── Records supplied ──

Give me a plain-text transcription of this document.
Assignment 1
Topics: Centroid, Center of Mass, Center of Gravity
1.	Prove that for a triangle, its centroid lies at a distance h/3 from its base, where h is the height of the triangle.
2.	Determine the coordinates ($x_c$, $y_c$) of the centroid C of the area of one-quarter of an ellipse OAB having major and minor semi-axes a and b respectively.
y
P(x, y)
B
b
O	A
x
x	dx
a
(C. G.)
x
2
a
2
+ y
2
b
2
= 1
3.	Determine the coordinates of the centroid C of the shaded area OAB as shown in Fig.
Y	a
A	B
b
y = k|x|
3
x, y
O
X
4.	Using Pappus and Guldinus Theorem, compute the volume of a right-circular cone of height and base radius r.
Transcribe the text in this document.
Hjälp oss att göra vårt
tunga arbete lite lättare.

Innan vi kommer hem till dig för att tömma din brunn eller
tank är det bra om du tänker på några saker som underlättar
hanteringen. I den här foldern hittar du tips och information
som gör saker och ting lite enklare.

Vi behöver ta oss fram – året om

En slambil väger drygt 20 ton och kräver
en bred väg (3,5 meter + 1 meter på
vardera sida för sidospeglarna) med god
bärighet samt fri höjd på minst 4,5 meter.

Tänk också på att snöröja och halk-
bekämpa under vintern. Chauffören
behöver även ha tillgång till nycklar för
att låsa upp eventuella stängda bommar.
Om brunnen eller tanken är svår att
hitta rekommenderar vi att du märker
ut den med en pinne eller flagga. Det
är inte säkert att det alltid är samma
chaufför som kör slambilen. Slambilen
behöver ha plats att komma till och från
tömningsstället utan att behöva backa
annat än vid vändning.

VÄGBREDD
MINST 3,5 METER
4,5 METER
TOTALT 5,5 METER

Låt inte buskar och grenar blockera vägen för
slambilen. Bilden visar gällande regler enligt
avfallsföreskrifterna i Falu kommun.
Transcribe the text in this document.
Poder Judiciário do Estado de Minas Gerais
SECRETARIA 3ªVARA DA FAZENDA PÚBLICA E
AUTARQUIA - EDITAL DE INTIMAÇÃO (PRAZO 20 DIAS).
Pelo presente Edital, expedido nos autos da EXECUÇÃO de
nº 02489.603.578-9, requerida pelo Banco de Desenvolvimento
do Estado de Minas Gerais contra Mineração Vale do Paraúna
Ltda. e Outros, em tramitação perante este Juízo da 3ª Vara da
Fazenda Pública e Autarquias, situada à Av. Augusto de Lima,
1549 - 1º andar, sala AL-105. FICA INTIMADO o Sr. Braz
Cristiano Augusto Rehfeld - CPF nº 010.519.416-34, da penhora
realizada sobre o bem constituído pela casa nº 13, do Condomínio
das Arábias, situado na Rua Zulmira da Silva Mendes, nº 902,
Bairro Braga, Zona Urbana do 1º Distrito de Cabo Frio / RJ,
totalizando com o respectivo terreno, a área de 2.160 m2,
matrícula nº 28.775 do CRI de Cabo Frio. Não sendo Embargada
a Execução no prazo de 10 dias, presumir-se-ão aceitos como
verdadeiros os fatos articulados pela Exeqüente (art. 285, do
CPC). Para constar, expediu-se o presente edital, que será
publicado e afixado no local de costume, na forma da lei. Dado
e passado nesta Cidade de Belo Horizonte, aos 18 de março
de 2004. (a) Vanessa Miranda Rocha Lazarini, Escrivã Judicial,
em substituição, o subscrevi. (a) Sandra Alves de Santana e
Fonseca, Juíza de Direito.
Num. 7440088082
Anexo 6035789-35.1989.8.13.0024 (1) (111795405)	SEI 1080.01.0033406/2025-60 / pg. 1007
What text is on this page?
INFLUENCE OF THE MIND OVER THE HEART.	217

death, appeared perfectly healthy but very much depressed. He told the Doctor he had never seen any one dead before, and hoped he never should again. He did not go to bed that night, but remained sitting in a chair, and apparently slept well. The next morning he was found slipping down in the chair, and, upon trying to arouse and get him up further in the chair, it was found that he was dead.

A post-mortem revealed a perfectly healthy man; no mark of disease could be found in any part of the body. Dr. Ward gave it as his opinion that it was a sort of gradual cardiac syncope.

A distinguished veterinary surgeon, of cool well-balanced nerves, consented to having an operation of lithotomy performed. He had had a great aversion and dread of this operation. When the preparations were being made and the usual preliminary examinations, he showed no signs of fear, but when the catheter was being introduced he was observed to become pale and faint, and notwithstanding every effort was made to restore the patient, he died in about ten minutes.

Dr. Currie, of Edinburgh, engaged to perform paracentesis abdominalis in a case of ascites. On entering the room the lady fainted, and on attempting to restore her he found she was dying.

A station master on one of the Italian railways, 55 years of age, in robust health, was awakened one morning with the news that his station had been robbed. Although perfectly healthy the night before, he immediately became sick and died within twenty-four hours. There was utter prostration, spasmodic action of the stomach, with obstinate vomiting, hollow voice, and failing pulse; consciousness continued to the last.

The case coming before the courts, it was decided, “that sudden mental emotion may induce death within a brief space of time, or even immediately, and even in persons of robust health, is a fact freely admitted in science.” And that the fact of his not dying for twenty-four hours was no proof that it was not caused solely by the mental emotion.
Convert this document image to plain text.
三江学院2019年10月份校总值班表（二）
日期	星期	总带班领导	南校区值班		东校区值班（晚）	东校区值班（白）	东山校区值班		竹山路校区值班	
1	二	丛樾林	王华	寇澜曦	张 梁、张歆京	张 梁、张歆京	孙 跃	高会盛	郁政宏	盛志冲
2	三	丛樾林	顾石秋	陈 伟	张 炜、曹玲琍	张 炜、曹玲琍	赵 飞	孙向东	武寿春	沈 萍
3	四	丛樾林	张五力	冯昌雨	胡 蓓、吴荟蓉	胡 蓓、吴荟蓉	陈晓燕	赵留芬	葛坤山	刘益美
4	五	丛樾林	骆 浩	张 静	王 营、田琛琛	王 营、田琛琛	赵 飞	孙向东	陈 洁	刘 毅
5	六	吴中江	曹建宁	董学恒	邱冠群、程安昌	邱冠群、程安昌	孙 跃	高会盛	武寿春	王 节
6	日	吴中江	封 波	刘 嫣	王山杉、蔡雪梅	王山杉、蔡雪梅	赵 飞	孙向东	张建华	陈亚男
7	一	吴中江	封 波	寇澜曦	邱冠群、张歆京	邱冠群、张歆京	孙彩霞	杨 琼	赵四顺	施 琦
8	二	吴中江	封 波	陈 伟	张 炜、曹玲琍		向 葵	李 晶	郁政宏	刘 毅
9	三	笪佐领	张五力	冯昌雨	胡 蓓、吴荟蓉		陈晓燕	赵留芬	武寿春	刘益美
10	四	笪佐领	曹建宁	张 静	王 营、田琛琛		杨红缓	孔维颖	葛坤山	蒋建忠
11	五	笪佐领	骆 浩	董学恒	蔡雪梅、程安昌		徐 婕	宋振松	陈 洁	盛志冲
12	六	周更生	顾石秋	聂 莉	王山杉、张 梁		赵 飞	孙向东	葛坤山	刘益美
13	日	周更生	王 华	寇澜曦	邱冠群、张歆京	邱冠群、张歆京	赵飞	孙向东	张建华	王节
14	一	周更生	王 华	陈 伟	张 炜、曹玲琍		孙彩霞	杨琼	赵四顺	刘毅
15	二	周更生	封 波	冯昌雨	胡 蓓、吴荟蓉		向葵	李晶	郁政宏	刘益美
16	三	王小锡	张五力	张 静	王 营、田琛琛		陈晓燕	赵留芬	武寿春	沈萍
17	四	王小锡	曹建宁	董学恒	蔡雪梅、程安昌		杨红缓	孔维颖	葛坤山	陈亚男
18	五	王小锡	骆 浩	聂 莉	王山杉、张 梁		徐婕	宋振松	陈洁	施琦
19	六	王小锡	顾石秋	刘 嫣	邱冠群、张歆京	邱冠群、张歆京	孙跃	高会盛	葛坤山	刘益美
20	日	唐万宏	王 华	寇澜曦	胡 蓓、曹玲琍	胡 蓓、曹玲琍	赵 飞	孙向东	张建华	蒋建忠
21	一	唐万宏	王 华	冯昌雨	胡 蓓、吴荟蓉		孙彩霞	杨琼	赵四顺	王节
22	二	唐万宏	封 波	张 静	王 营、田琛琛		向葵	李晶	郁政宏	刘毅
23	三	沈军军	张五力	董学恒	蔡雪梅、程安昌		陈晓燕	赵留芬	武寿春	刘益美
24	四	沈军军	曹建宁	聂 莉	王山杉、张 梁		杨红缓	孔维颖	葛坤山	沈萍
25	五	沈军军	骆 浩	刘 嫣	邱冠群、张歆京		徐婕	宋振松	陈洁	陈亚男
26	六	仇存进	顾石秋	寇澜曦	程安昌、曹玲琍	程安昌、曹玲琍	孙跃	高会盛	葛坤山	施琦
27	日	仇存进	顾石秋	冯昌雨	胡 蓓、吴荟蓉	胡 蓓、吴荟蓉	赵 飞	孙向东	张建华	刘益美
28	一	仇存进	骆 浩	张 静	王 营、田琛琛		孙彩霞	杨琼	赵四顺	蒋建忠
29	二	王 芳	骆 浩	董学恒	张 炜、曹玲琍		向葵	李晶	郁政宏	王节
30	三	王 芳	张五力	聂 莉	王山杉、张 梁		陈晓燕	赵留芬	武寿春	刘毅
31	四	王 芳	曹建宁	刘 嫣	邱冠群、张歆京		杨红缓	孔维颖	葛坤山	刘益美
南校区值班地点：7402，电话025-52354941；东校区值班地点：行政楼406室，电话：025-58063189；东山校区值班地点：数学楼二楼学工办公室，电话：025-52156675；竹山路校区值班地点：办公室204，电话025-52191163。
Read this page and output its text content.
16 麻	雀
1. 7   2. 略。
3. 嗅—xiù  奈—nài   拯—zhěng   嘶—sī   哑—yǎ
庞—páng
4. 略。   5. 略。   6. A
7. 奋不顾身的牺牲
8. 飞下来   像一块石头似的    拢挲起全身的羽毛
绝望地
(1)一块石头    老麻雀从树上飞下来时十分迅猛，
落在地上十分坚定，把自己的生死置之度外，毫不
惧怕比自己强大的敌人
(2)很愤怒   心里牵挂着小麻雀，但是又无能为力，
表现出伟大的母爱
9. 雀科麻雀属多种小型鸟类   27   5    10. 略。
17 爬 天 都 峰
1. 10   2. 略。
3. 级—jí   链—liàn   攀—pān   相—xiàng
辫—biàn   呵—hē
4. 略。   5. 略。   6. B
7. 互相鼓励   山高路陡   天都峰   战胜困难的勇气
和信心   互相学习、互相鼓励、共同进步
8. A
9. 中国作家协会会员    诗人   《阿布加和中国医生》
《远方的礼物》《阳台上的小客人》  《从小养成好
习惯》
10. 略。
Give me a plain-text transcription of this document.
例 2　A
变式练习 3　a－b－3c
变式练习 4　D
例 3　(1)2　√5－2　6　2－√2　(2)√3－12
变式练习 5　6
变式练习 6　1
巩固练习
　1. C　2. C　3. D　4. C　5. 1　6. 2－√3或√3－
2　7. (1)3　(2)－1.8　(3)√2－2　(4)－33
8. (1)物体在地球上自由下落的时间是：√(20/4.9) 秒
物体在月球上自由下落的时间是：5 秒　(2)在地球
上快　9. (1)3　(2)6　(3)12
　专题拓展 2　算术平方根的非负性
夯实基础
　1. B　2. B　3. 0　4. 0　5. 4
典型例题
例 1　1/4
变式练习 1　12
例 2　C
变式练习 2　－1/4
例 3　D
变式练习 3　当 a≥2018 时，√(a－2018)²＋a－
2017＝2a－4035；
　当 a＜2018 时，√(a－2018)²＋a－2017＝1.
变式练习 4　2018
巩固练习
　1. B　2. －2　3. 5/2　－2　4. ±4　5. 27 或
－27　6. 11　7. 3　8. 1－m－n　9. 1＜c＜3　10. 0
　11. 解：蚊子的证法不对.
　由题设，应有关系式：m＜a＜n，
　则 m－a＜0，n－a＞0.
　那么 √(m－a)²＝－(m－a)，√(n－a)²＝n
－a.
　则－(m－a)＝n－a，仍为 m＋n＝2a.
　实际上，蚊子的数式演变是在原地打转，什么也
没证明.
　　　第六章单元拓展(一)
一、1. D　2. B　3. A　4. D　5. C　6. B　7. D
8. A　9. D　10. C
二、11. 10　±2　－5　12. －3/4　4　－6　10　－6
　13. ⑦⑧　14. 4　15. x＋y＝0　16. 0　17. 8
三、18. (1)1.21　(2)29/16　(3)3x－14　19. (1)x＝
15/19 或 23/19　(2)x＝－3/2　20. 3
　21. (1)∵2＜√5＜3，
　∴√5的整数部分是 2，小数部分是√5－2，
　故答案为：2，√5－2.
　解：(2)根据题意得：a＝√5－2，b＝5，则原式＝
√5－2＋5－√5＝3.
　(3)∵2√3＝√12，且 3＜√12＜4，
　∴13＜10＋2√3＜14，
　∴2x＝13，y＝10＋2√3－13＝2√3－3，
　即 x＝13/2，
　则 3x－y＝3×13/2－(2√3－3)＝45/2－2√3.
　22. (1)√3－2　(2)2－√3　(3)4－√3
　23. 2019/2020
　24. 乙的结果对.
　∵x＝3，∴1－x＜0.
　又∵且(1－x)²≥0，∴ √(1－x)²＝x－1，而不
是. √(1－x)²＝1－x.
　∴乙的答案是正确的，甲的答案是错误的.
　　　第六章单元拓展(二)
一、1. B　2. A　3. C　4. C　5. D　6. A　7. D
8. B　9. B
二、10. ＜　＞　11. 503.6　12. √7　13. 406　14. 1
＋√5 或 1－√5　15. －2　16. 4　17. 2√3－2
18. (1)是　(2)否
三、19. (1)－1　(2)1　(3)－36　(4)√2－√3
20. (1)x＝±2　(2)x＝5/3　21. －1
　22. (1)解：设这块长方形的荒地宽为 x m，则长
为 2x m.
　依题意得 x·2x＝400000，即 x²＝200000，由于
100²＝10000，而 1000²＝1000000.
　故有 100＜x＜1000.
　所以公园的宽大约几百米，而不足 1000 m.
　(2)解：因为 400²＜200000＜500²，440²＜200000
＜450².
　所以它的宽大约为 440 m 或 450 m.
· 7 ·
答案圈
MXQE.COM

───

◆ **Exercise brief**
Copy out all lines where the word "page" appears.

◆ **Task output**
What text is on this page?
Read this page and output its text content.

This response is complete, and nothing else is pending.